Can you transcribe every entry word for word, skipping the images?

---------- Extracted material ----------

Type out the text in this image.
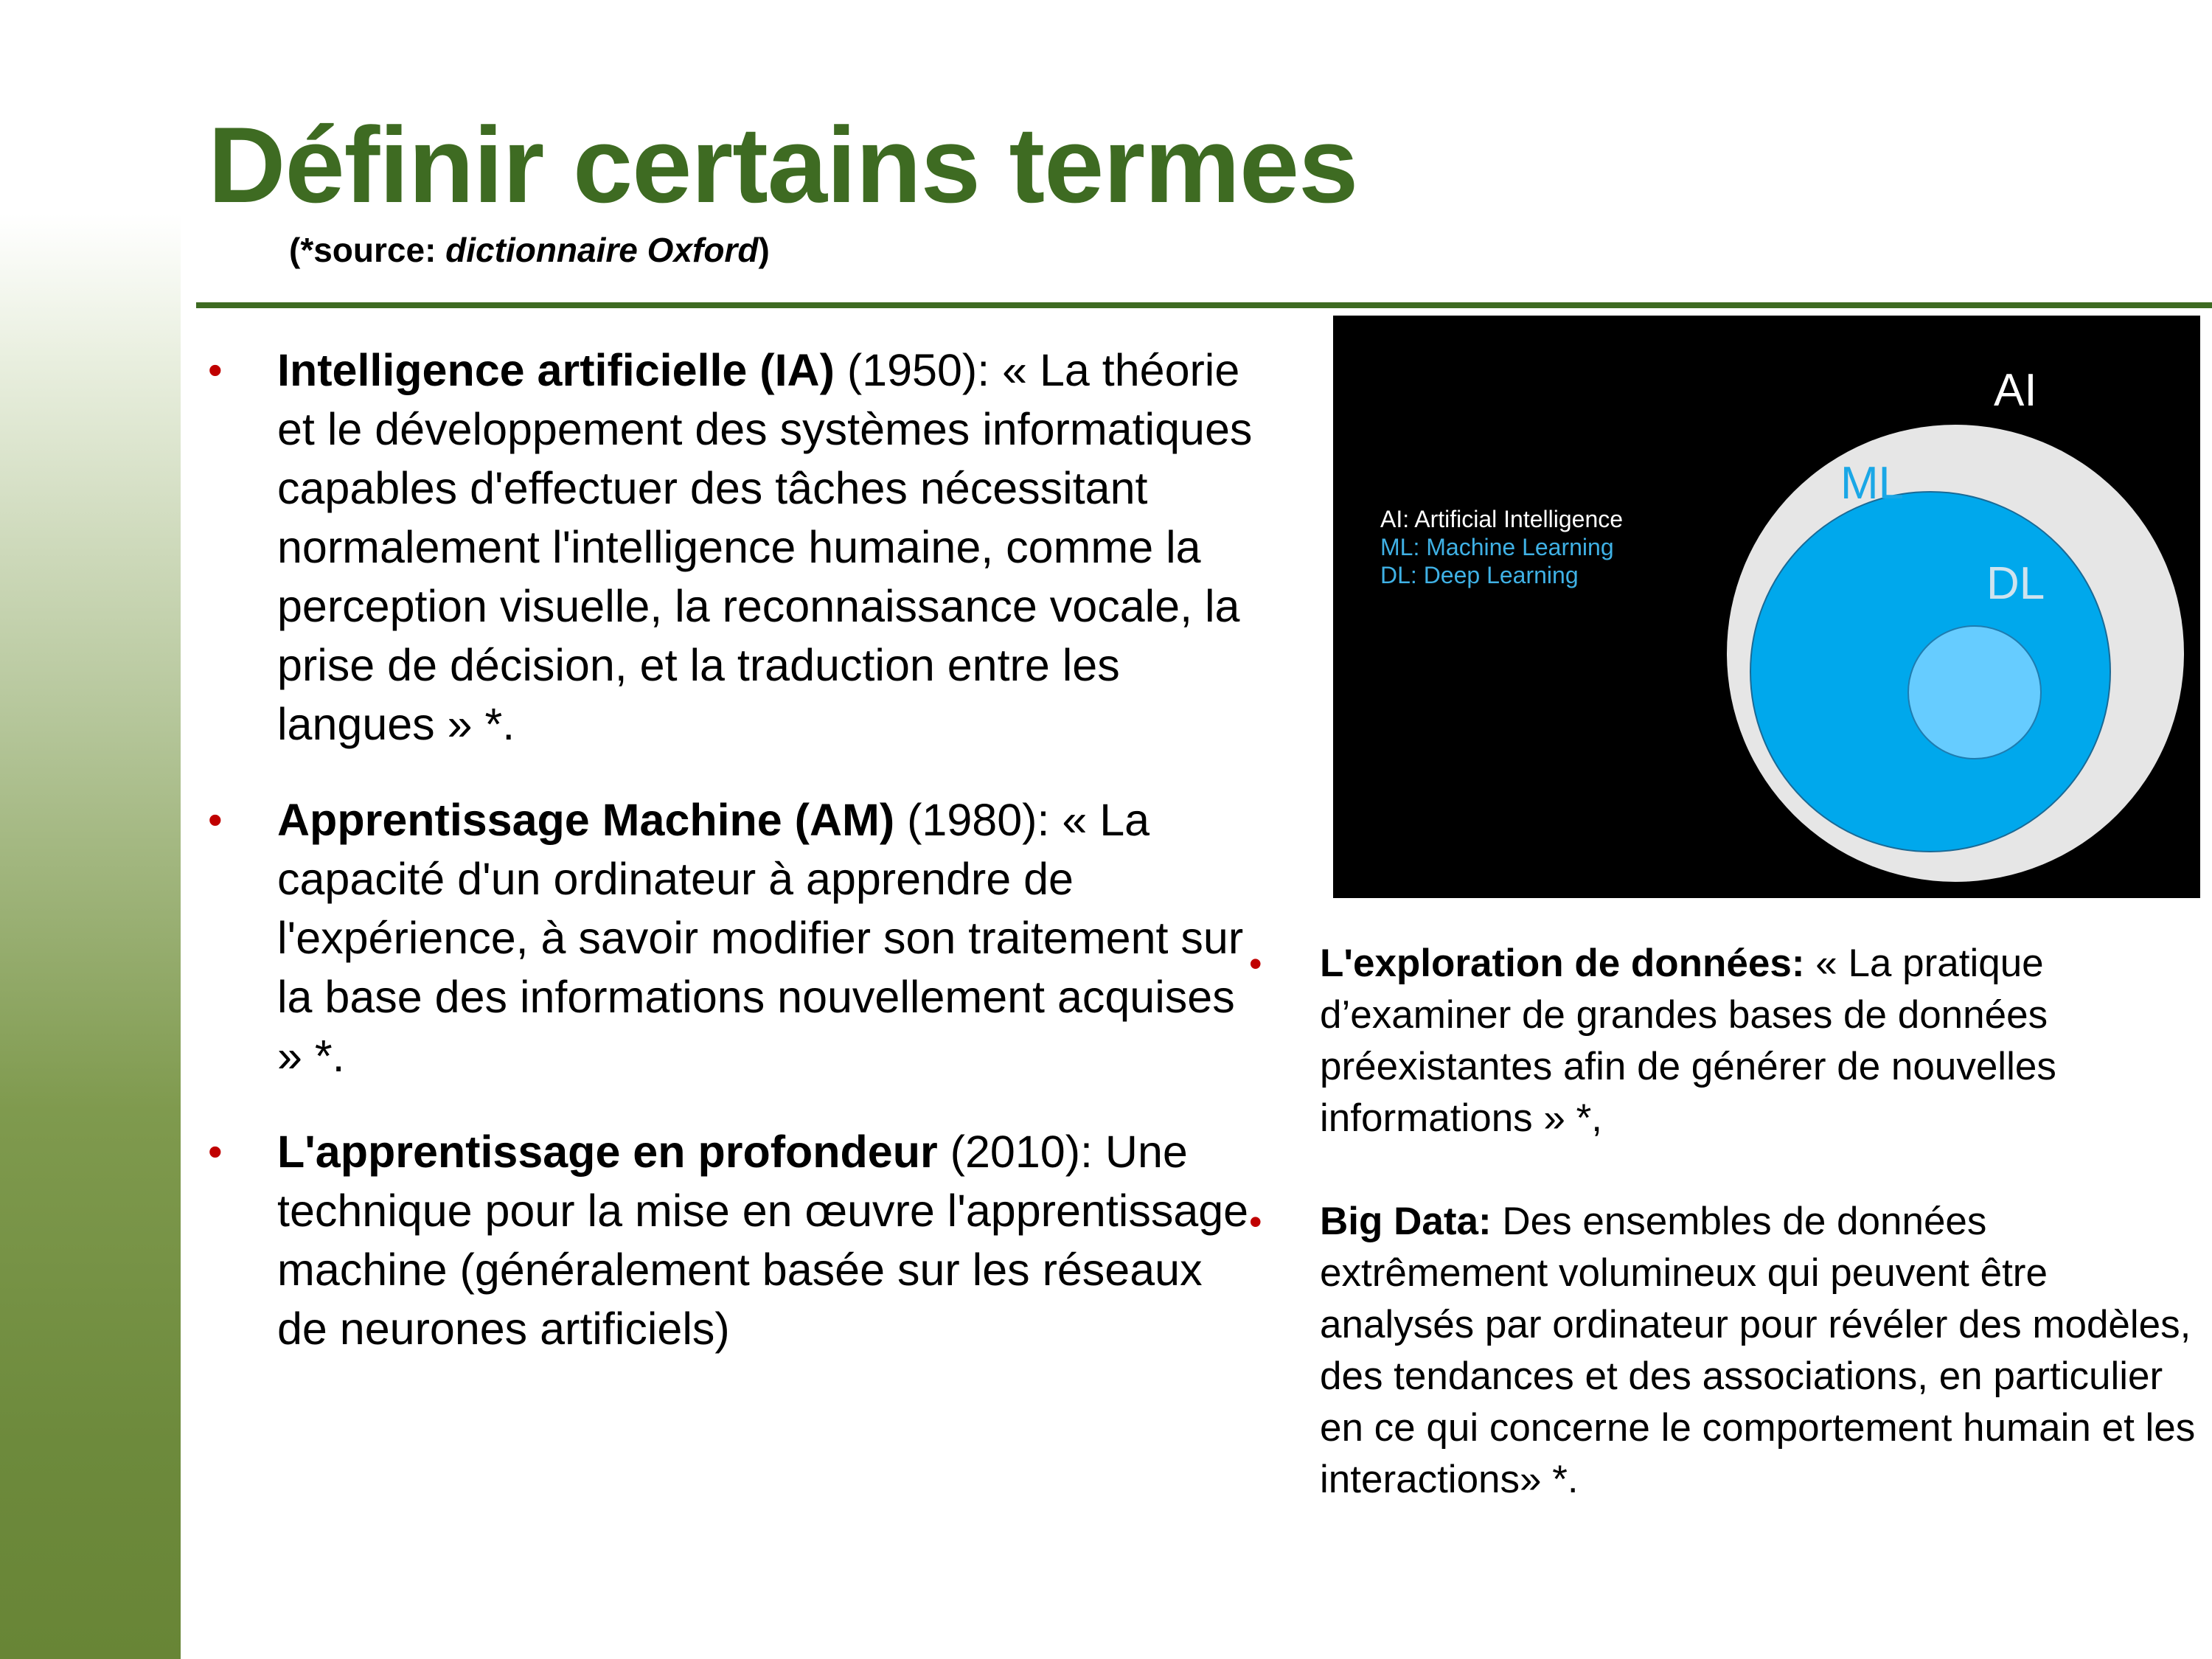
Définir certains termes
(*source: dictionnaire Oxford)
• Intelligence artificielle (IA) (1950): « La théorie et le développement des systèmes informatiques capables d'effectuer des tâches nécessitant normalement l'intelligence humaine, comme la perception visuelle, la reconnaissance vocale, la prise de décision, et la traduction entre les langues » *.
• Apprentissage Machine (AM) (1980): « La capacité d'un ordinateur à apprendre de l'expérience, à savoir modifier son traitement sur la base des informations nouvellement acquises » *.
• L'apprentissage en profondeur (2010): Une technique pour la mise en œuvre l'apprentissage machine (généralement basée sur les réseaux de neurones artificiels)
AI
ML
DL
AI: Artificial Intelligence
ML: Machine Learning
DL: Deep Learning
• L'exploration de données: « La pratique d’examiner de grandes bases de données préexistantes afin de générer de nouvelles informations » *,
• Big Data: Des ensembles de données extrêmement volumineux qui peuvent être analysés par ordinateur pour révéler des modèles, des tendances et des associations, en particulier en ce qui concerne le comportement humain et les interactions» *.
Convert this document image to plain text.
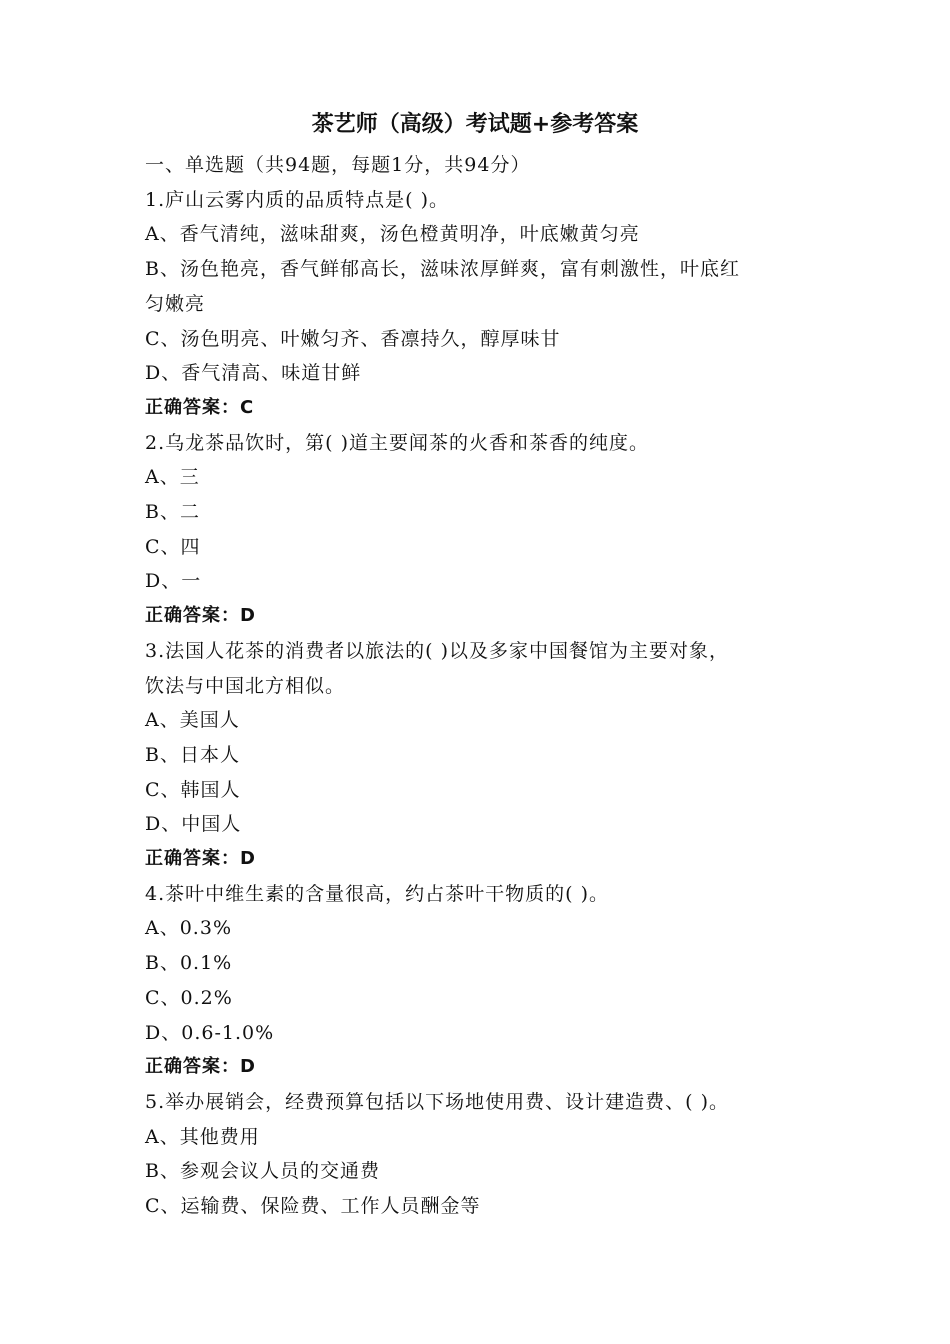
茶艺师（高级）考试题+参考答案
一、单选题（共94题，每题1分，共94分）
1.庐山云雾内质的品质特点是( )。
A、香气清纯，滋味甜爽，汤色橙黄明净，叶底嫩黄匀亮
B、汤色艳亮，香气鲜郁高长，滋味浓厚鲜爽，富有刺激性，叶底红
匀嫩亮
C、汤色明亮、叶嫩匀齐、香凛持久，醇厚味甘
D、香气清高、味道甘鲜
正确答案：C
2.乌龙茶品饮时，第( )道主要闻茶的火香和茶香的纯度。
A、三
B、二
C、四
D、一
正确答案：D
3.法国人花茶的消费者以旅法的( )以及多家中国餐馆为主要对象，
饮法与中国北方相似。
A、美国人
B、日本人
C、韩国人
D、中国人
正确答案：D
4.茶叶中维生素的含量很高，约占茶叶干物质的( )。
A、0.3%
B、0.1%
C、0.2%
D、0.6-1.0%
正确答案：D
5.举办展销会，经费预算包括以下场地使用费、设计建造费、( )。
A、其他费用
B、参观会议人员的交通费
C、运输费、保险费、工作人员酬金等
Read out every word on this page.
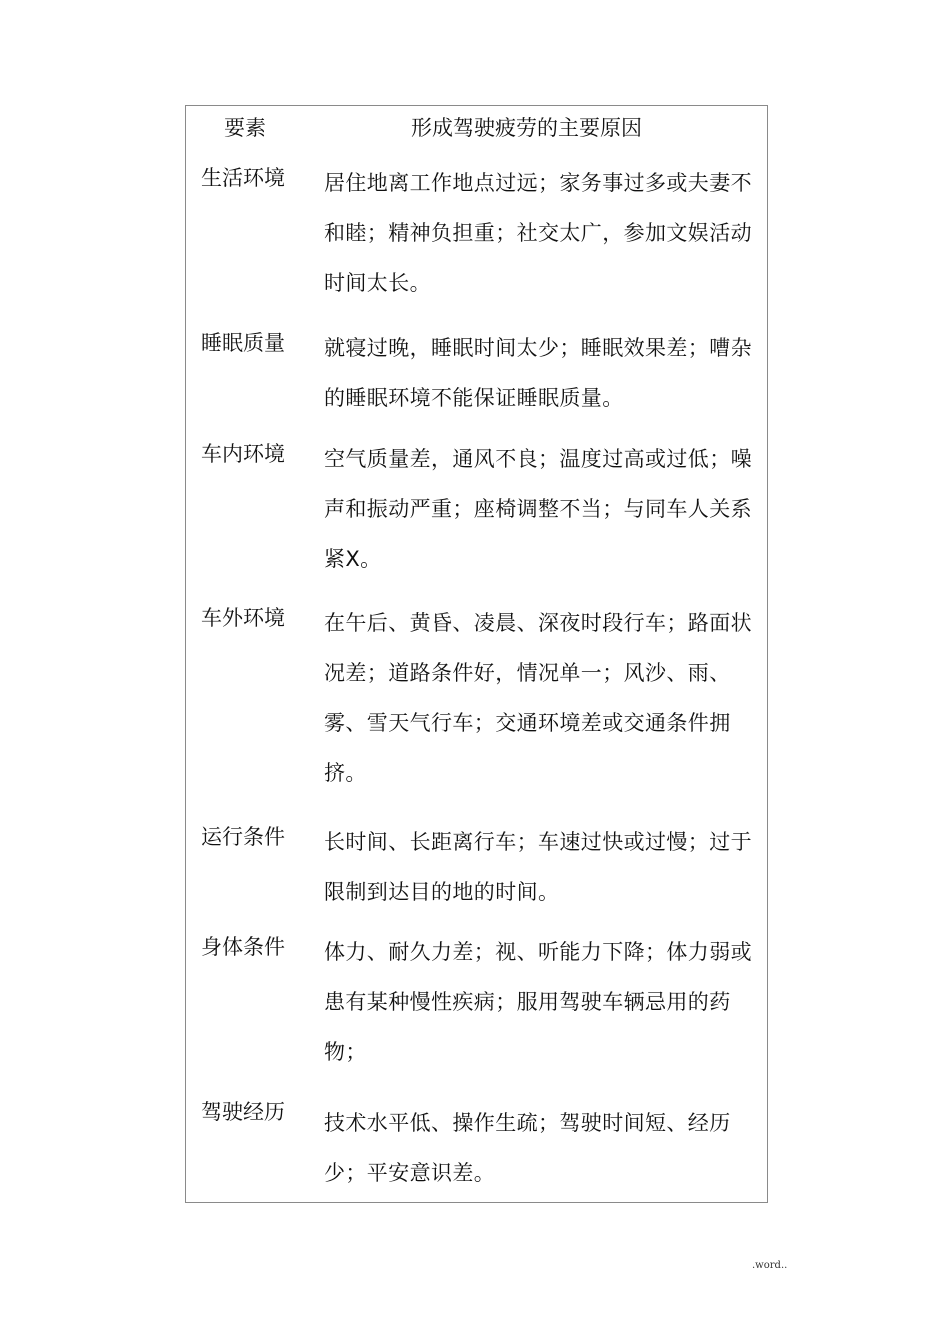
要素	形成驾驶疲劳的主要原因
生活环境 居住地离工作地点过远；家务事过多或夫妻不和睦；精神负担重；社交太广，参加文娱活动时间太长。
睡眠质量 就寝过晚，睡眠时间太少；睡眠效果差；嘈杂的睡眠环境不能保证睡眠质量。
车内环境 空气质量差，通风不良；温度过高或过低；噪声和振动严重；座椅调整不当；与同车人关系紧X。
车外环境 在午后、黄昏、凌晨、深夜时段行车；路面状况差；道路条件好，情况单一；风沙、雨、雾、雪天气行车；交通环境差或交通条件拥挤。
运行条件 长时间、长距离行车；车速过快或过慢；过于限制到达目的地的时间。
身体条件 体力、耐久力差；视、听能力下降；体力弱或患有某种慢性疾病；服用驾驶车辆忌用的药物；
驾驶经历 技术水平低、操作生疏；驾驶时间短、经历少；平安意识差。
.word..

----------

Exercise solution:
Type out the text in this image.
Définir certains termes
(*source: dictionnaire Oxford)
• Intelligence artificielle (IA) (1950): « La théorie et le développement des systèmes informatiques capables d'effectuer des tâches nécessitant normalement l'intelligence humaine, comme la perception visuelle, la reconnaissance vocale, la prise de décision, et la traduction entre les langues » *.
• Apprentissage Machine (AM) (1980): « La capacité d'un ordinateur à apprendre de l'expérience, à savoir modifier son traitement sur la base des informations nouvellement acquises » *.
• L'apprentissage en profondeur (2010): Une technique pour la mise en œuvre l'apprentissage machine (généralement basée sur les réseaux de neurones artificiels)
AI
ML
DL
AI: Artificial Intelligence
ML: Machine Learning
DL: Deep Learning
• L'exploration de données: « La pratique d’examiner de grandes bases de données préexistantes afin de générer de nouvelles informations » *,
• Big Data: Des ensembles de données extrêmement volumineux qui peuvent être analysés par ordinateur pour révéler des modèles, des tendances et des associations, en particulier en ce qui concerne le comportement humain et les interactions» *.
Convert this document image to plain text.
茶艺师（高级）考试题+参考答案
一、单选题（共94题，每题1分，共94分）
1.庐山云雾内质的品质特点是( )。
A、香气清纯，滋味甜爽，汤色橙黄明净，叶底嫩黄匀亮
B、汤色艳亮，香气鲜郁高长，滋味浓厚鲜爽，富有刺激性，叶底红
匀嫩亮
C、汤色明亮、叶嫩匀齐、香凛持久，醇厚味甘
D、香气清高、味道甘鲜
正确答案：C
2.乌龙茶品饮时，第( )道主要闻茶的火香和茶香的纯度。
A、三
B、二
C、四
D、一
正确答案：D
3.法国人花茶的消费者以旅法的( )以及多家中国餐馆为主要对象，
饮法与中国北方相似。
A、美国人
B、日本人
C、韩国人
D、中国人
正确答案：D
4.茶叶中维生素的含量很高，约占茶叶干物质的( )。
A、0.3%
B、0.1%
C、0.2%
D、0.6-1.0%
正确答案：D
5.举办展销会，经费预算包括以下场地使用费、设计建造费、( )。
A、其他费用
B、参观会议人员的交通费
C、运输费、保险费、工作人员酬金等
Read out every word on this page.
要素	形成驾驶疲劳的主要原因
生活环境 居住地离工作地点过远；家务事过多或夫妻不和睦；精神负担重；社交太广，参加文娱活动时间太长。
睡眠质量 就寝过晚，睡眠时间太少；睡眠效果差；嘈杂的睡眠环境不能保证睡眠质量。
车内环境 空气质量差，通风不良；温度过高或过低；噪声和振动严重；座椅调整不当；与同车人关系紧X。
车外环境 在午后、黄昏、凌晨、深夜时段行车；路面状况差；道路条件好，情况单一；风沙、雨、雾、雪天气行车；交通环境差或交通条件拥挤。
运行条件 长时间、长距离行车；车速过快或过慢；过于限制到达目的地的时间。
身体条件 体力、耐久力差；视、听能力下降；体力弱或患有某种慢性疾病；服用驾驶车辆忌用的药物；
驾驶经历 技术水平低、操作生疏；驾驶时间短、经历少；平安意识差。
.word..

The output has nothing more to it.